> [YOUR GOAL]: Locate every line in the records below that contains the word "Output", and copy each one.

> [GIVEN DATA]:

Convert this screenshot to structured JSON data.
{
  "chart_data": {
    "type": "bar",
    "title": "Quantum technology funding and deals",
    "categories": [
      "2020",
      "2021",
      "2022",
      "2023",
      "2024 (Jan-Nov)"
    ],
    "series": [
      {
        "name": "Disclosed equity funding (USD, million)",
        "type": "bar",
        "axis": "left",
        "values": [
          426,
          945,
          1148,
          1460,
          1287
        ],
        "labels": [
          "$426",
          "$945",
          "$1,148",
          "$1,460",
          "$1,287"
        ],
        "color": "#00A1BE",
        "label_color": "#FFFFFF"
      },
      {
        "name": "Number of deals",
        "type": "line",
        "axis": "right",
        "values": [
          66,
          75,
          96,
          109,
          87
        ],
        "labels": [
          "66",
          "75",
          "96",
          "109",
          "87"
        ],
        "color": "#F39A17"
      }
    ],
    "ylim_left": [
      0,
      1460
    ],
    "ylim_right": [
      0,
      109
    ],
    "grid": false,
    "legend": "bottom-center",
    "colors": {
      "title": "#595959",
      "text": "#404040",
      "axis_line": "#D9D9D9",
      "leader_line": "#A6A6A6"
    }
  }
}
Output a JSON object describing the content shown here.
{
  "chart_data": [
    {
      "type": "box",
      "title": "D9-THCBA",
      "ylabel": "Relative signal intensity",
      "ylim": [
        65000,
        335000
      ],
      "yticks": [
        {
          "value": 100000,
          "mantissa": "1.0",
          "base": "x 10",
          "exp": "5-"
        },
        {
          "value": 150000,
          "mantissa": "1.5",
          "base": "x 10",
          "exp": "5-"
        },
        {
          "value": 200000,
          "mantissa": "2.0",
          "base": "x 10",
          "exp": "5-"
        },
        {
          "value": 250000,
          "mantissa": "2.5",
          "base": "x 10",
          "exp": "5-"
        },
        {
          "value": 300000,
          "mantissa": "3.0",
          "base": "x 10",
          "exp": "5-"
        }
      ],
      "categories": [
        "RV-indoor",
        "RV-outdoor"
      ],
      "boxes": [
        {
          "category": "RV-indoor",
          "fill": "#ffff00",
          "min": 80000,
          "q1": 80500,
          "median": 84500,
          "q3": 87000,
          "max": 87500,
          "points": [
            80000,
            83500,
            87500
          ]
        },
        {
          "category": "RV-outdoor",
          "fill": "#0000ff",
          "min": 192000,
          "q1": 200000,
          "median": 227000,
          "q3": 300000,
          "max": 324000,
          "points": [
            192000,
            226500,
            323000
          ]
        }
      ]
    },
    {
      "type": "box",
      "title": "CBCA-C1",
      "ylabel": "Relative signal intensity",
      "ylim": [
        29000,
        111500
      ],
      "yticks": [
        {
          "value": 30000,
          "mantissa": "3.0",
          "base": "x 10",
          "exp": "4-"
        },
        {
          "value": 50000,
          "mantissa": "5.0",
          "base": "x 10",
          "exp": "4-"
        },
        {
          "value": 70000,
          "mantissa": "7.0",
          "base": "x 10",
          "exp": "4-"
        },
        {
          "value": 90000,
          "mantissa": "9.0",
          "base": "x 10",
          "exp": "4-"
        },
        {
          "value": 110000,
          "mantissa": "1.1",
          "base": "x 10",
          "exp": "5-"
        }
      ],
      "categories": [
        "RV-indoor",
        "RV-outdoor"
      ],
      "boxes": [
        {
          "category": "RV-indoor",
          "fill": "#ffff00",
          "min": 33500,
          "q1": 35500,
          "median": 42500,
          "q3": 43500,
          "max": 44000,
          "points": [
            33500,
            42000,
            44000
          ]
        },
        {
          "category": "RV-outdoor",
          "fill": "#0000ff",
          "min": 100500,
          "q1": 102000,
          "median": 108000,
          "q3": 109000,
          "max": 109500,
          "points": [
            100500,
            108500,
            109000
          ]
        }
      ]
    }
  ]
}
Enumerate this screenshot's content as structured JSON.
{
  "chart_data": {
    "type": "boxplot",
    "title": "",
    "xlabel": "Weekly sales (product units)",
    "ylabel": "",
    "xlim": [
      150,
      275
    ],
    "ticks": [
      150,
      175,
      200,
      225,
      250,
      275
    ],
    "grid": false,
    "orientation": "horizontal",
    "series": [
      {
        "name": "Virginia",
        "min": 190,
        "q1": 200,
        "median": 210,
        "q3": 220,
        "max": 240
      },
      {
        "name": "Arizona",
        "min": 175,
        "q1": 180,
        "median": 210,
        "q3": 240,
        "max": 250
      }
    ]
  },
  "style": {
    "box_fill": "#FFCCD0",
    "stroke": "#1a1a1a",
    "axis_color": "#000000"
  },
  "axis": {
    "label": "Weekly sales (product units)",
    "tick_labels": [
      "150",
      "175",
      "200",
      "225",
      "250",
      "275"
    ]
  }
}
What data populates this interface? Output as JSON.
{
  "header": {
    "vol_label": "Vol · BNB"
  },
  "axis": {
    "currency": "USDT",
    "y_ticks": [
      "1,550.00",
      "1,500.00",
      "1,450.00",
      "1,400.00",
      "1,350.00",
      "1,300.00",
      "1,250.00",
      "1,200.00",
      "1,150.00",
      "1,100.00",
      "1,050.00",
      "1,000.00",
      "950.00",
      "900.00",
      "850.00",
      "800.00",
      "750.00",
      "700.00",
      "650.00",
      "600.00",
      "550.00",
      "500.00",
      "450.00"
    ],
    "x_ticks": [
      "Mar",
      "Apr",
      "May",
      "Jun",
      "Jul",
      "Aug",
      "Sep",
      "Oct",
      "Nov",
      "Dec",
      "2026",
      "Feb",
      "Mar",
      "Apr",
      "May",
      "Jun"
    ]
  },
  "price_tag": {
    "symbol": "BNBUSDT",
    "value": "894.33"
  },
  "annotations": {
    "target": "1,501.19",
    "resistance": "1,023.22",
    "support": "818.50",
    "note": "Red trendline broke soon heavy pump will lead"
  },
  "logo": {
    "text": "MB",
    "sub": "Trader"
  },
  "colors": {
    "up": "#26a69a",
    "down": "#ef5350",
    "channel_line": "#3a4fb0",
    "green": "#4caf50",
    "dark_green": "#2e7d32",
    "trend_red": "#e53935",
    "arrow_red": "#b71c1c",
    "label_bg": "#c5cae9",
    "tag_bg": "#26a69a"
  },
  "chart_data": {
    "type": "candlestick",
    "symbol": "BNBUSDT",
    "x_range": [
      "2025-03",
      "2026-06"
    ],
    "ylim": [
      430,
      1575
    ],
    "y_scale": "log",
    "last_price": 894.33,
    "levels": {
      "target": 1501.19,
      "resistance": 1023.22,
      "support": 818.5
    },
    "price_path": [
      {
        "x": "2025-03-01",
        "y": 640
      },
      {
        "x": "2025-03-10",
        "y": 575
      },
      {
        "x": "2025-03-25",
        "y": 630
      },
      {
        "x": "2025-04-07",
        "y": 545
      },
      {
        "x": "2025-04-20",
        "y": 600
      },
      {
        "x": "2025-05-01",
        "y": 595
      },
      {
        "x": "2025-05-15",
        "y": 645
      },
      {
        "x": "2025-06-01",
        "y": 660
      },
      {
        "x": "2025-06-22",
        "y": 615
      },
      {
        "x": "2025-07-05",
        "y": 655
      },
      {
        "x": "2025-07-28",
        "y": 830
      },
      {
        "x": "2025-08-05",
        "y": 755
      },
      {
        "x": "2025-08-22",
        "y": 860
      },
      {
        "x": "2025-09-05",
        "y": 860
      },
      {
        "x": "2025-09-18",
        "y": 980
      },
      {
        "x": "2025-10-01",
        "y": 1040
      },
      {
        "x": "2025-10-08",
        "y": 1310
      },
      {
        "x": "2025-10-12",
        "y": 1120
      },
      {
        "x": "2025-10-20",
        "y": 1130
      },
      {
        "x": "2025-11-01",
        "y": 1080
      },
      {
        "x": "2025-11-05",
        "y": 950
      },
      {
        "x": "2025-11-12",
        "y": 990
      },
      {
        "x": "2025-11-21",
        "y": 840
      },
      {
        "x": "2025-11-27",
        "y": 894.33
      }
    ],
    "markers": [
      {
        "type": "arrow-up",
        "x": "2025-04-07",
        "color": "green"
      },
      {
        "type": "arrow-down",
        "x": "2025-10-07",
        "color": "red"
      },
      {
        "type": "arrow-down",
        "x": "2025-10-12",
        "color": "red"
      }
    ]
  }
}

> [THE RESPONSE]:
Output a JSON object describing the content shown here.
What data populates this interface? Output as JSON.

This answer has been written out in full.